* THE TASK *
Produce an exact copy of the lines from the line containing "Transcribe the text in this document." through the last line of the entries below, and only those lines.

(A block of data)
+ + + + +
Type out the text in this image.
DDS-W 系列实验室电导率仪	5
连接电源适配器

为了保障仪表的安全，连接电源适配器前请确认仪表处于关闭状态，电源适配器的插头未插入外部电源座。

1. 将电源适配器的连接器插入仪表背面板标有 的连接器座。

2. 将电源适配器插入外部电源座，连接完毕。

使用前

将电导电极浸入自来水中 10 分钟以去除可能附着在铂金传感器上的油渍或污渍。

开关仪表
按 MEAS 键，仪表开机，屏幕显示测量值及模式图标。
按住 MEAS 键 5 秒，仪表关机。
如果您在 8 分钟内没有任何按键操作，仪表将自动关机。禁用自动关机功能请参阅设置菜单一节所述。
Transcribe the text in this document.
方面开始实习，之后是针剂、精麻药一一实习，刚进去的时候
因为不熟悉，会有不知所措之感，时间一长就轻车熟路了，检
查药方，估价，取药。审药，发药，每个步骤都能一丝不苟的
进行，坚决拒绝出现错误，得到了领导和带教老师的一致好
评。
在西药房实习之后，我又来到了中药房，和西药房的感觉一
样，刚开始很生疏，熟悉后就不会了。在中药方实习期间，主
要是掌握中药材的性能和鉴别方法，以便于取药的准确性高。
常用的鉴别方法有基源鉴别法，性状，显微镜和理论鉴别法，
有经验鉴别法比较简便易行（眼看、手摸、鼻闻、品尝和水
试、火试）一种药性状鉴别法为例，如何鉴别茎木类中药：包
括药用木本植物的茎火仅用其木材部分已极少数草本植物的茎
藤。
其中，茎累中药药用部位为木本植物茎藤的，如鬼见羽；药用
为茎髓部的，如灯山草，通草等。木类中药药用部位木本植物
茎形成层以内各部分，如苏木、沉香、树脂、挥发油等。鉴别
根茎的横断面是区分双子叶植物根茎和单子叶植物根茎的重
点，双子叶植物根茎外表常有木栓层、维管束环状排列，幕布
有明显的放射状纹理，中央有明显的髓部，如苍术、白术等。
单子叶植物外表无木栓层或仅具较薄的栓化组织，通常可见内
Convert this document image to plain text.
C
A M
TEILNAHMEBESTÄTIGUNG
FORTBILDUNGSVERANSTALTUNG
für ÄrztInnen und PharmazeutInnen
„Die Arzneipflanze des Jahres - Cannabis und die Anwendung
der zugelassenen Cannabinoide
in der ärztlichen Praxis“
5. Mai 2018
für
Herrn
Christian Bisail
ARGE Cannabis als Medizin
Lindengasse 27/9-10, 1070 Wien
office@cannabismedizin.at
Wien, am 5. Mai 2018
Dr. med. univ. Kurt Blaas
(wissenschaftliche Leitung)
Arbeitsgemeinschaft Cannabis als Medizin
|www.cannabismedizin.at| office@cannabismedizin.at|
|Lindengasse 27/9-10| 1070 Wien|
+ + + + +
* SOLUTION TO THIS EXERCISE *
Transcribe the text in this document.
方面开始实习，之后是针剂、精麻药一一实习，刚进去的时候
因为不熟悉，会有不知所措之感，时间一长就轻车熟路了，检
查药方，估价，取药。审药，发药，每个步骤都能一丝不苟的
进行，坚决拒绝出现错误，得到了领导和带教老师的一致好
评。
在西药房实习之后，我又来到了中药房，和西药房的感觉一
样，刚开始很生疏，熟悉后就不会了。在中药方实习期间，主
要是掌握中药材的性能和鉴别方法，以便于取药的准确性高。
常用的鉴别方法有基源鉴别法，性状，显微镜和理论鉴别法，
有经验鉴别法比较简便易行（眼看、手摸、鼻闻、品尝和水
试、火试）一种药性状鉴别法为例，如何鉴别茎木类中药：包
括药用木本植物的茎火仅用其木材部分已极少数草本植物的茎
藤。
其中，茎累中药药用部位为木本植物茎藤的，如鬼见羽；药用
为茎髓部的，如灯山草，通草等。木类中药药用部位木本植物
茎形成层以内各部分，如苏木、沉香、树脂、挥发油等。鉴别
根茎的横断面是区分双子叶植物根茎和单子叶植物根茎的重
点，双子叶植物根茎外表常有木栓层、维管束环状排列，幕布
有明显的放射状纹理，中央有明显的髓部，如苍术、白术等。
单子叶植物外表无木栓层或仅具较薄的栓化组织，通常可见内
Convert this document image to plain text.
C
A M
TEILNAHMEBESTÄTIGUNG
FORTBILDUNGSVERANSTALTUNG
für ÄrztInnen und PharmazeutInnen
„Die Arzneipflanze des Jahres - Cannabis und die Anwendung
der zugelassenen Cannabinoide
in der ärztlichen Praxis“
5. Mai 2018
für
Herrn
Christian Bisail
ARGE Cannabis als Medizin
Lindengasse 27/9-10, 1070 Wien
office@cannabismedizin.at
Wien, am 5. Mai 2018
Dr. med. univ. Kurt Blaas
(wissenschaftliche Leitung)
Arbeitsgemeinschaft Cannabis als Medizin
|www.cannabismedizin.at| office@cannabismedizin.at|
|Lindengasse 27/9-10| 1070 Wien|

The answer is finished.